Structured figure records

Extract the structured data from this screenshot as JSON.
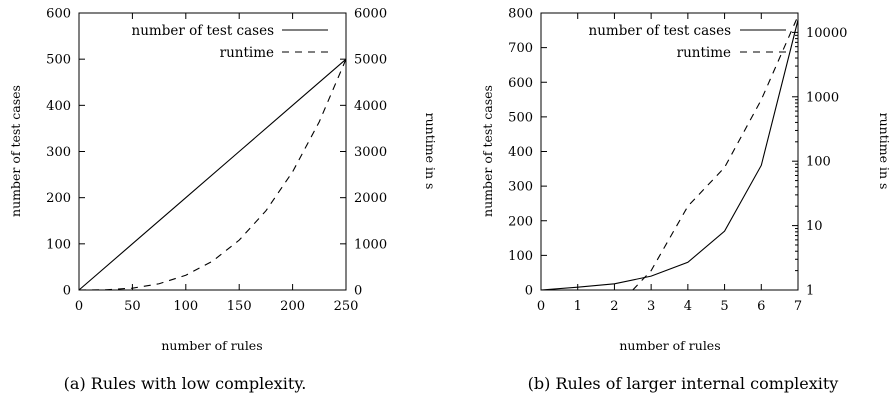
{
  "chart_data": [
    {
      "type": "line",
      "caption": "(a) Rules with low complexity.",
      "xlabel": "number of rules",
      "ylabel": "number of test cases",
      "y2label": "runtime in s",
      "xlim": [
        0,
        250
      ],
      "ylim": [
        0,
        600
      ],
      "y2lim": [
        0,
        6000
      ],
      "y2scale": "linear",
      "xticks": [
        0,
        50,
        100,
        150,
        200,
        250
      ],
      "yticks": [
        0,
        100,
        200,
        300,
        400,
        500,
        600
      ],
      "y2ticks": [
        0,
        1000,
        2000,
        3000,
        4000,
        5000,
        6000
      ],
      "legend_position": "top-right",
      "series": [
        {
          "name": "number of test cases",
          "axis": "left",
          "style": "solid",
          "x": [
            0,
            50,
            100,
            150,
            200,
            250
          ],
          "y": [
            0,
            100,
            200,
            300,
            400,
            500
          ]
        },
        {
          "name": "runtime",
          "axis": "right",
          "style": "dashed",
          "x": [
            0,
            25,
            50,
            75,
            100,
            125,
            150,
            175,
            200,
            225,
            250
          ],
          "y": [
            0,
            5,
            40,
            135,
            320,
            625,
            1080,
            1715,
            2560,
            3645,
            5000
          ]
        }
      ]
    },
    {
      "type": "line",
      "caption": "(b) Rules of larger internal complexity",
      "xlabel": "number of rules",
      "ylabel": "number of test cases",
      "y2label": "runtime in s",
      "xlim": [
        0,
        7
      ],
      "ylim": [
        0,
        800
      ],
      "y2lim": [
        1,
        20000
      ],
      "y2scale": "log",
      "xticks": [
        0,
        1,
        2,
        3,
        4,
        5,
        6,
        7
      ],
      "yticks": [
        0,
        100,
        200,
        300,
        400,
        500,
        600,
        700,
        800
      ],
      "y2ticks": [
        1,
        10,
        100,
        1000,
        10000
      ],
      "legend_position": "top-right",
      "series": [
        {
          "name": "number of test cases",
          "axis": "left",
          "style": "solid",
          "x": [
            0,
            1,
            2,
            3,
            4,
            5,
            6,
            7
          ],
          "y": [
            0,
            8,
            18,
            40,
            80,
            170,
            360,
            780
          ]
        },
        {
          "name": "runtime",
          "axis": "right",
          "style": "dashed",
          "x": [
            2.5,
            3,
            4,
            5,
            6,
            7
          ],
          "y": [
            1,
            2,
            20,
            80,
            900,
            18000
          ]
        }
      ]
    }
  ]
}
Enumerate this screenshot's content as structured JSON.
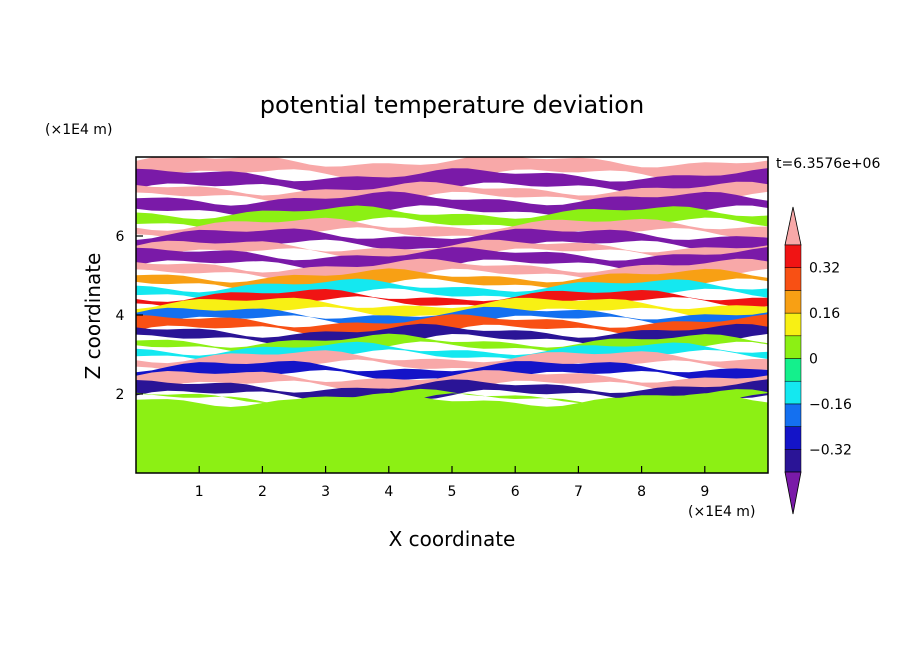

→ **CHALLENGE**: Leave out all images, then reproduce the entries above exactly.

→ **OUTPUT BELOW**:
Extract the structured data from this screenshot as JSON.
{
  "chart_data": [
    {
      "type": "line",
      "caption": "(a) Rules with low complexity.",
      "xlabel": "number of rules",
      "ylabel": "number of test cases",
      "y2label": "runtime in s",
      "xlim": [
        0,
        250
      ],
      "ylim": [
        0,
        600
      ],
      "y2lim": [
        0,
        6000
      ],
      "y2scale": "linear",
      "xticks": [
        0,
        50,
        100,
        150,
        200,
        250
      ],
      "yticks": [
        0,
        100,
        200,
        300,
        400,
        500,
        600
      ],
      "y2ticks": [
        0,
        1000,
        2000,
        3000,
        4000,
        5000,
        6000
      ],
      "legend_position": "top-right",
      "series": [
        {
          "name": "number of test cases",
          "axis": "left",
          "style": "solid",
          "x": [
            0,
            50,
            100,
            150,
            200,
            250
          ],
          "y": [
            0,
            100,
            200,
            300,
            400,
            500
          ]
        },
        {
          "name": "runtime",
          "axis": "right",
          "style": "dashed",
          "x": [
            0,
            25,
            50,
            75,
            100,
            125,
            150,
            175,
            200,
            225,
            250
          ],
          "y": [
            0,
            5,
            40,
            135,
            320,
            625,
            1080,
            1715,
            2560,
            3645,
            5000
          ]
        }
      ]
    },
    {
      "type": "line",
      "caption": "(b) Rules of larger internal complexity",
      "xlabel": "number of rules",
      "ylabel": "number of test cases",
      "y2label": "runtime in s",
      "xlim": [
        0,
        7
      ],
      "ylim": [
        0,
        800
      ],
      "y2lim": [
        1,
        20000
      ],
      "y2scale": "log",
      "xticks": [
        0,
        1,
        2,
        3,
        4,
        5,
        6,
        7
      ],
      "yticks": [
        0,
        100,
        200,
        300,
        400,
        500,
        600,
        700,
        800
      ],
      "y2ticks": [
        1,
        10,
        100,
        1000,
        10000
      ],
      "legend_position": "top-right",
      "series": [
        {
          "name": "number of test cases",
          "axis": "left",
          "style": "solid",
          "x": [
            0,
            1,
            2,
            3,
            4,
            5,
            6,
            7
          ],
          "y": [
            0,
            8,
            18,
            40,
            80,
            170,
            360,
            780
          ]
        },
        {
          "name": "runtime",
          "axis": "right",
          "style": "dashed",
          "x": [
            2.5,
            3,
            4,
            5,
            6,
            7
          ],
          "y": [
            1,
            2,
            20,
            80,
            900,
            18000
          ]
        }
      ]
    }
  ]
}
Enumerate this screenshot's content as structured JSON.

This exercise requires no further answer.